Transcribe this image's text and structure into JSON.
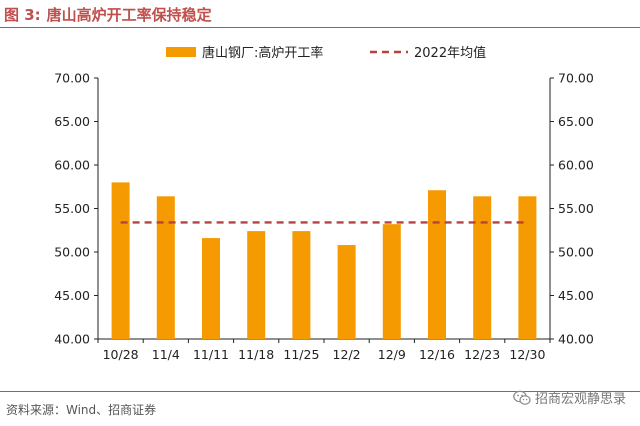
{
  "figure": {
    "label": "图 3:",
    "title": "唐山高炉开工率保持稳定"
  },
  "source_note": "资料来源：Wind、招商证券",
  "watermark": {
    "text": "招商宏观静思录",
    "icon": "wechat-icon"
  },
  "colors": {
    "bar": "#f59a00",
    "avg_line": "#b5433f",
    "accent": "#c0504d",
    "axis": "#222222"
  },
  "chart_data": {
    "type": "bar",
    "title": "",
    "xlabel": "",
    "ylabel": "",
    "categories": [
      "10/28",
      "11/4",
      "11/11",
      "11/18",
      "11/25",
      "12/2",
      "12/9",
      "12/16",
      "12/23",
      "12/30"
    ],
    "series": [
      {
        "name": "唐山钢厂:高炉开工率",
        "type": "bar",
        "values": [
          58.0,
          56.4,
          51.6,
          52.4,
          52.4,
          50.8,
          53.2,
          57.1,
          56.4,
          56.4
        ]
      },
      {
        "name": "2022年均值",
        "type": "line",
        "style": "dashed",
        "values": [
          53.4,
          53.4,
          53.4,
          53.4,
          53.4,
          53.4,
          53.4,
          53.4,
          53.4,
          53.4
        ]
      }
    ],
    "ylim": [
      40,
      70
    ],
    "yticks": [
      "40.00",
      "45.00",
      "50.00",
      "55.00",
      "60.00",
      "65.00",
      "70.00"
    ],
    "y2ticks": [
      "40.00",
      "45.00",
      "50.00",
      "55.00",
      "60.00",
      "65.00",
      "70.00"
    ],
    "grid": false,
    "legend_position": "top"
  }
}
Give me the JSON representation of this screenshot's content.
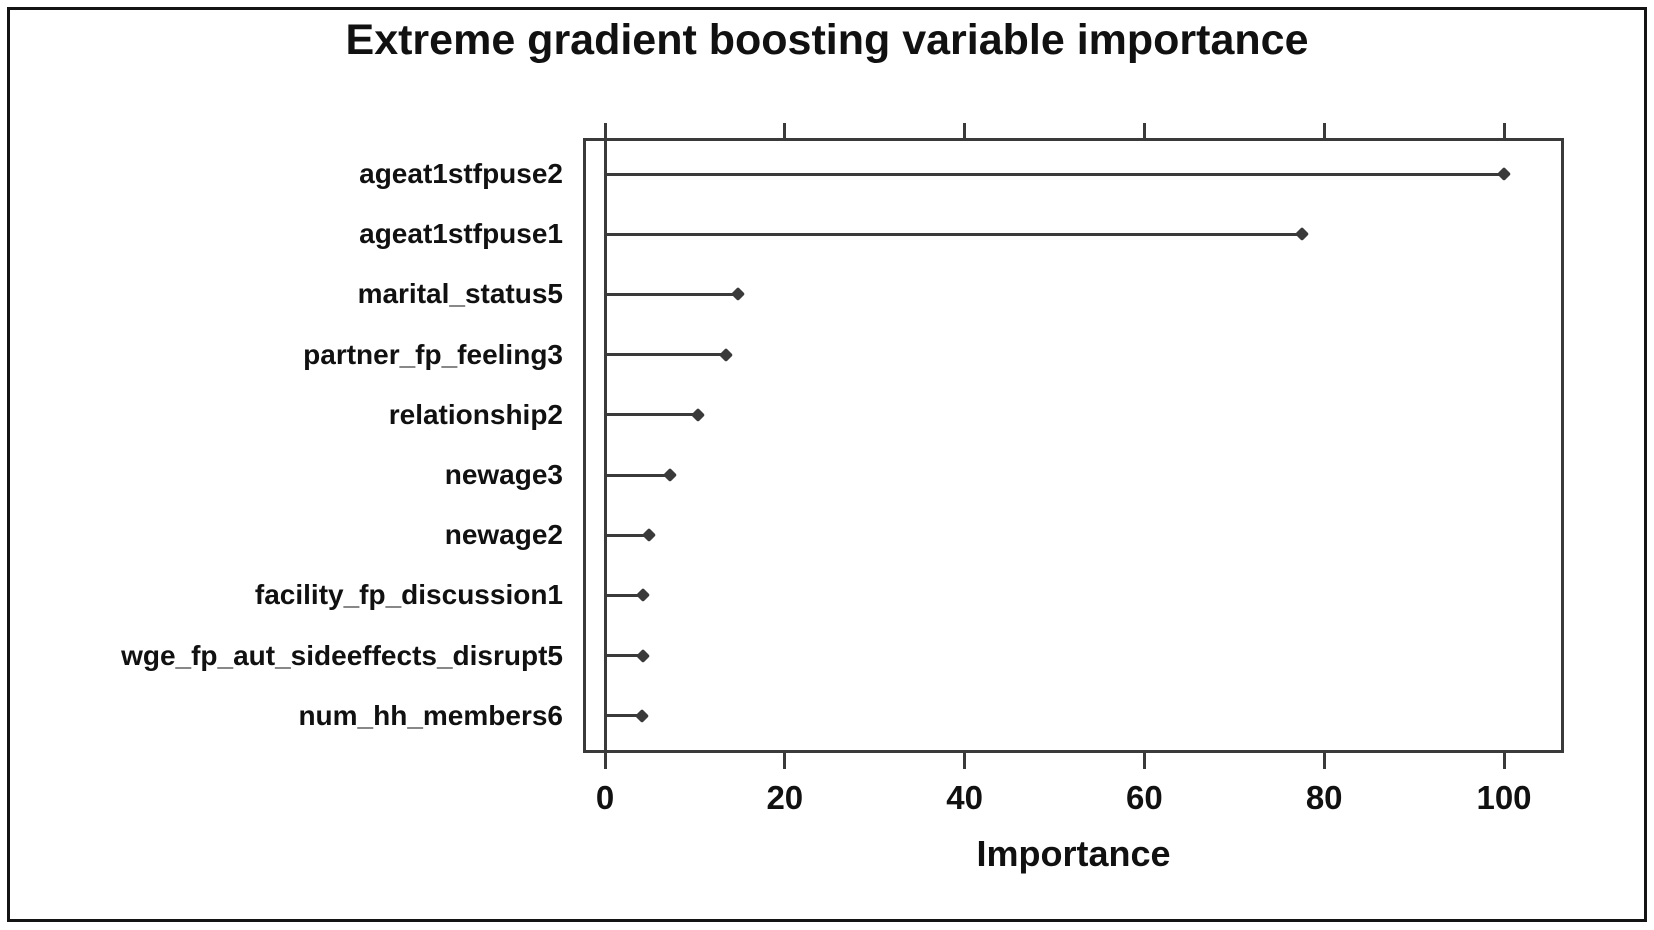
{
  "title": "Extreme gradient boosting variable importance",
  "chart_data": {
    "type": "scatter",
    "variant": "lollipop-dotplot",
    "marker": "diamond",
    "title": "Extreme gradient boosting variable importance",
    "xlabel": "Importance",
    "ylabel": "",
    "categories": [
      "ageat1stfpuse2",
      "ageat1stfpuse1",
      "marital_status5",
      "partner_fp_feeling3",
      "relationship2",
      "newage3",
      "newage2",
      "facility_fp_discussion1",
      "wge_fp_aut_sideeffects_disrupt5",
      "num_hh_members6"
    ],
    "values": [
      100,
      77.5,
      14.8,
      13.5,
      10.3,
      7.2,
      4.9,
      4.2,
      4.2,
      4.1
    ],
    "x_ticks": [
      0,
      20,
      40,
      60,
      80,
      100
    ],
    "xlim": [
      -2.5,
      106.5
    ],
    "grid": false,
    "legend": false,
    "ticks_top_and_bottom": true
  },
  "colors": {
    "background": "#ffffff",
    "frame": "#141414",
    "line": "#3a3a3a",
    "text": "#111111"
  }
}
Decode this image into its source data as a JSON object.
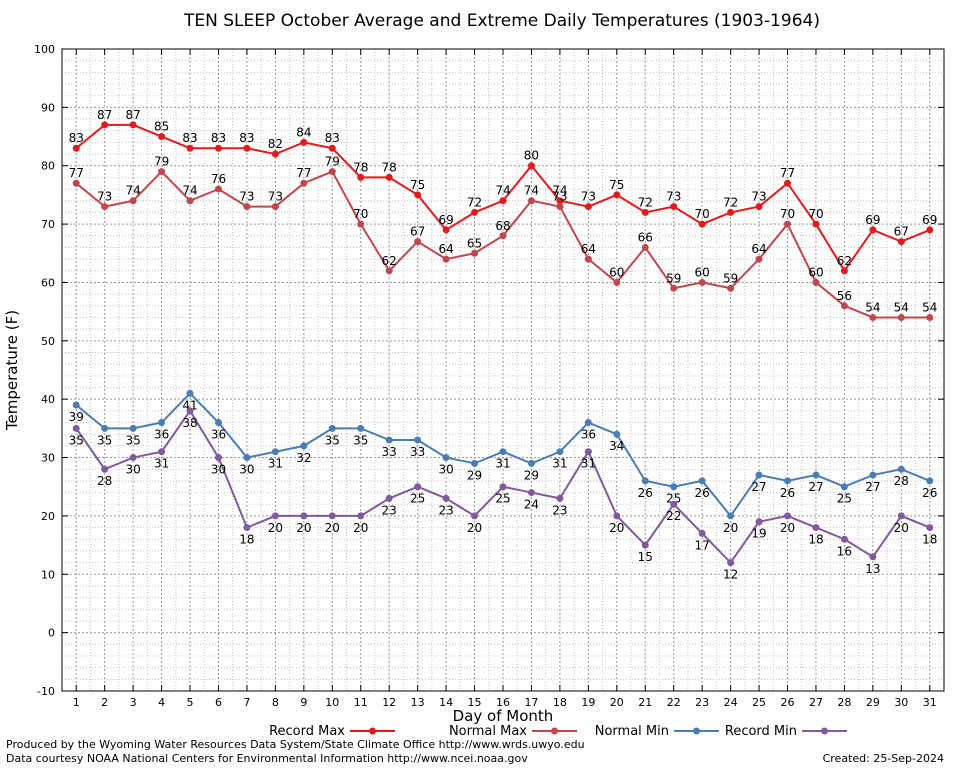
{
  "chart_data": {
    "type": "line",
    "title": "TEN SLEEP October Average and Extreme Daily Temperatures (1903-1964)",
    "xlabel": "Day of Month",
    "ylabel": "Temperature (F)",
    "ylim": [
      -10,
      100
    ],
    "yticks": [
      "-10",
      "0",
      "10",
      "20",
      "30",
      "40",
      "50",
      "60",
      "70",
      "80",
      "90",
      "100"
    ],
    "x": [
      1,
      2,
      3,
      4,
      5,
      6,
      7,
      8,
      9,
      10,
      11,
      12,
      13,
      14,
      15,
      16,
      17,
      18,
      19,
      20,
      21,
      22,
      23,
      24,
      25,
      26,
      27,
      28,
      29,
      30,
      31
    ],
    "grid": true,
    "legend_position": "bottom",
    "series": [
      {
        "name": "Record Max",
        "color": "#e41a1c",
        "values": [
          83,
          87,
          87,
          85,
          83,
          83,
          83,
          82,
          84,
          83,
          78,
          78,
          75,
          69,
          72,
          74,
          80,
          74,
          73,
          75,
          72,
          73,
          70,
          72,
          73,
          77,
          70,
          62,
          69,
          67,
          69
        ]
      },
      {
        "name": "Normal Max",
        "color": "#c0474c",
        "values": [
          77,
          73,
          74,
          79,
          74,
          76,
          73,
          73,
          77,
          79,
          70,
          62,
          67,
          64,
          65,
          68,
          74,
          73,
          64,
          60,
          66,
          59,
          60,
          59,
          64,
          70,
          60,
          56,
          54,
          54,
          54
        ]
      },
      {
        "name": "Normal Min",
        "color": "#4a7db5",
        "values": [
          39,
          35,
          35,
          36,
          41,
          36,
          30,
          31,
          32,
          35,
          35,
          33,
          33,
          30,
          29,
          31,
          29,
          31,
          36,
          34,
          26,
          25,
          26,
          20,
          27,
          26,
          27,
          25,
          27,
          28,
          26
        ]
      },
      {
        "name": "Record Min",
        "color": "#7f5a9c",
        "values": [
          35,
          28,
          30,
          31,
          38,
          30,
          18,
          20,
          20,
          20,
          20,
          23,
          25,
          23,
          20,
          25,
          24,
          23,
          31,
          20,
          15,
          22,
          17,
          12,
          19,
          20,
          18,
          16,
          13,
          20,
          18
        ]
      }
    ]
  },
  "footer": {
    "produced_by": "Produced by the Wyoming Water Resources Data System/State Climate Office http://www.wrds.uwyo.edu",
    "data_courtesy": "Data courtesy NOAA National Centers for Environmental Information http://www.ncei.noaa.gov",
    "created": "Created:  25-Sep-2024"
  }
}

- **Your objective**
Print all the records again exactly; do not include any picture.

- **Full response**
Transcribe this image's text and structure into JSON.
{
  "figure": {
    "label": "图 3:",
    "title": "唐山高炉开工率保持稳定"
  },
  "source_note": "资料来源：Wind、招商证券",
  "watermark": {
    "text": "招商宏观静思录",
    "icon": "wechat-icon"
  },
  "colors": {
    "bar": "#f59a00",
    "avg_line": "#b5433f",
    "accent": "#c0504d",
    "axis": "#222222"
  },
  "chart_data": {
    "type": "bar",
    "title": "",
    "xlabel": "",
    "ylabel": "",
    "categories": [
      "10/28",
      "11/4",
      "11/11",
      "11/18",
      "11/25",
      "12/2",
      "12/9",
      "12/16",
      "12/23",
      "12/30"
    ],
    "series": [
      {
        "name": "唐山钢厂:高炉开工率",
        "type": "bar",
        "values": [
          58.0,
          56.4,
          51.6,
          52.4,
          52.4,
          50.8,
          53.2,
          57.1,
          56.4,
          56.4
        ]
      },
      {
        "name": "2022年均值",
        "type": "line",
        "style": "dashed",
        "values": [
          53.4,
          53.4,
          53.4,
          53.4,
          53.4,
          53.4,
          53.4,
          53.4,
          53.4,
          53.4
        ]
      }
    ],
    "ylim": [
      40,
      70
    ],
    "yticks": [
      "40.00",
      "45.00",
      "50.00",
      "55.00",
      "60.00",
      "65.00",
      "70.00"
    ],
    "y2ticks": [
      "40.00",
      "45.00",
      "50.00",
      "55.00",
      "60.00",
      "65.00",
      "70.00"
    ],
    "grid": false,
    "legend_position": "top"
  }
}
Give me the JSON representation of this screenshot's content.
{
  "title": "Extreme gradient boosting variable importance",
  "chart_data": {
    "type": "scatter",
    "variant": "lollipop-dotplot",
    "marker": "diamond",
    "title": "Extreme gradient boosting variable importance",
    "xlabel": "Importance",
    "ylabel": "",
    "categories": [
      "ageat1stfpuse2",
      "ageat1stfpuse1",
      "marital_status5",
      "partner_fp_feeling3",
      "relationship2",
      "newage3",
      "newage2",
      "facility_fp_discussion1",
      "wge_fp_aut_sideeffects_disrupt5",
      "num_hh_members6"
    ],
    "values": [
      100,
      77.5,
      14.8,
      13.5,
      10.3,
      7.2,
      4.9,
      4.2,
      4.2,
      4.1
    ],
    "x_ticks": [
      0,
      20,
      40,
      60,
      80,
      100
    ],
    "xlim": [
      -2.5,
      106.5
    ],
    "grid": false,
    "legend": false,
    "ticks_top_and_bottom": true
  },
  "colors": {
    "background": "#ffffff",
    "frame": "#141414",
    "line": "#3a3a3a",
    "text": "#111111"
  }
}
Decode this image into its source data as a JSON object.
{
  "chart_data": {
    "type": "line",
    "title": "TEN SLEEP October Average and Extreme Daily Temperatures (1903-1964)",
    "xlabel": "Day of Month",
    "ylabel": "Temperature (F)",
    "ylim": [
      -10,
      100
    ],
    "yticks": [
      "-10",
      "0",
      "10",
      "20",
      "30",
      "40",
      "50",
      "60",
      "70",
      "80",
      "90",
      "100"
    ],
    "x": [
      1,
      2,
      3,
      4,
      5,
      6,
      7,
      8,
      9,
      10,
      11,
      12,
      13,
      14,
      15,
      16,
      17,
      18,
      19,
      20,
      21,
      22,
      23,
      24,
      25,
      26,
      27,
      28,
      29,
      30,
      31
    ],
    "grid": true,
    "legend_position": "bottom",
    "series": [
      {
        "name": "Record Max",
        "color": "#e41a1c",
        "values": [
          83,
          87,
          87,
          85,
          83,
          83,
          83,
          82,
          84,
          83,
          78,
          78,
          75,
          69,
          72,
          74,
          80,
          74,
          73,
          75,
          72,
          73,
          70,
          72,
          73,
          77,
          70,
          62,
          69,
          67,
          69
        ]
      },
      {
        "name": "Normal Max",
        "color": "#c0474c",
        "values": [
          77,
          73,
          74,
          79,
          74,
          76,
          73,
          73,
          77,
          79,
          70,
          62,
          67,
          64,
          65,
          68,
          74,
          73,
          64,
          60,
          66,
          59,
          60,
          59,
          64,
          70,
          60,
          56,
          54,
          54,
          54
        ]
      },
      {
        "name": "Normal Min",
        "color": "#4a7db5",
        "values": [
          39,
          35,
          35,
          36,
          41,
          36,
          30,
          31,
          32,
          35,
          35,
          33,
          33,
          30,
          29,
          31,
          29,
          31,
          36,
          34,
          26,
          25,
          26,
          20,
          27,
          26,
          27,
          25,
          27,
          28,
          26
        ]
      },
      {
        "name": "Record Min",
        "color": "#7f5a9c",
        "values": [
          35,
          28,
          30,
          31,
          38,
          30,
          18,
          20,
          20,
          20,
          20,
          23,
          25,
          23,
          20,
          25,
          24,
          23,
          31,
          20,
          15,
          22,
          17,
          12,
          19,
          20,
          18,
          16,
          13,
          20,
          18
        ]
      }
    ]
  },
  "footer": {
    "produced_by": "Produced by the Wyoming Water Resources Data System/State Climate Office http://www.wrds.uwyo.edu",
    "data_courtesy": "Data courtesy NOAA National Centers for Environmental Information http://www.ncei.noaa.gov",
    "created": "Created:  25-Sep-2024"
  }
}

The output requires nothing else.